_Instruction_
Check each line of the records below and collect those holding "have".

_Input_
>>>>>
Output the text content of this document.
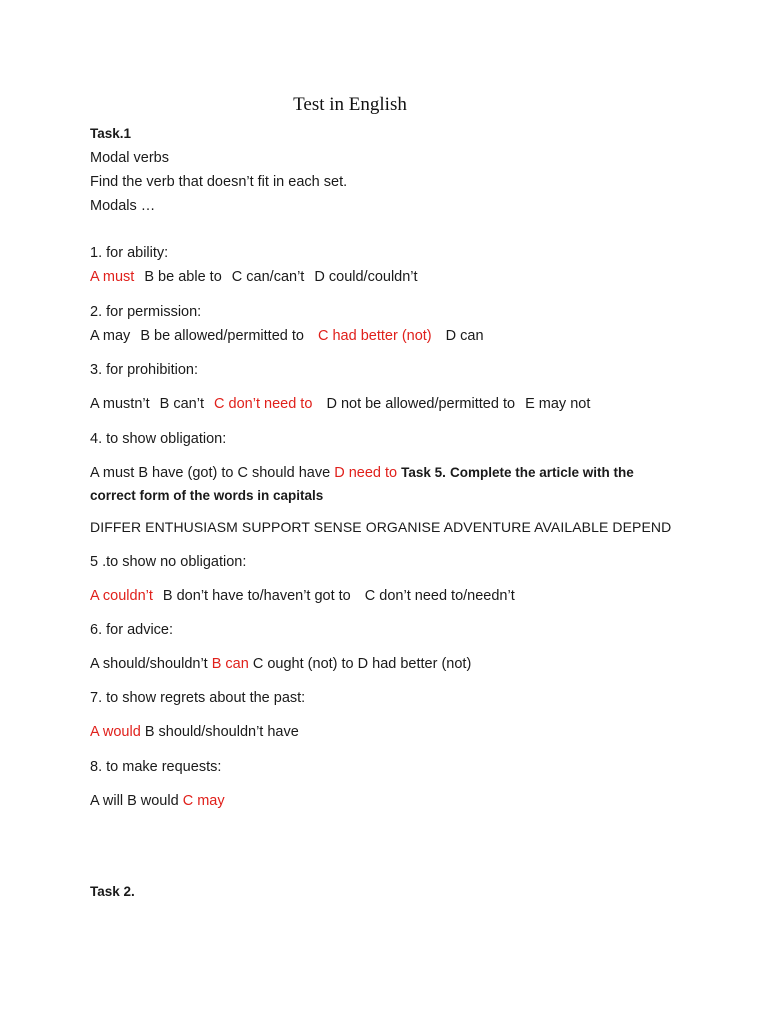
Test in English
Task.1
Modal verbs
Find the verb that doesn’t fit in each set.
Modals …
1. for ability:
A must B be able to C can/can’t D could/couldn’t
2. for permission:
A may B be allowed/permitted to C had better (not) D can
3. for prohibition:
A mustn’t B can’t C don’t need to D not be allowed/permitted to E may not
4. to show obligation:
A must B have (got) to C should have D need to Task 5. Complete the article with the
correct form of the words in capitals
DIFFER ENTHUSIASM SUPPORT SENSE ORGANISE ADVENTURE AVAILABLE DEPEND
5 .to show no obligation:
A couldn’t B don’t have to/haven’t got to C don’t need to/needn’t
6. for advice:
A should/shouldn’t B can C ought (not) to D had better (not)
7. to show regrets about the past:
A would B should/shouldn’t have
8. to make requests:
A will B would C may
Task 2.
<<<<<
_Task solution_
A must B have (got) to C should have D need to Task 5. Complete the article with the
A couldn’t B don’t have to/haven’t got to C don’t need to/needn’t
A would B should/shouldn’t have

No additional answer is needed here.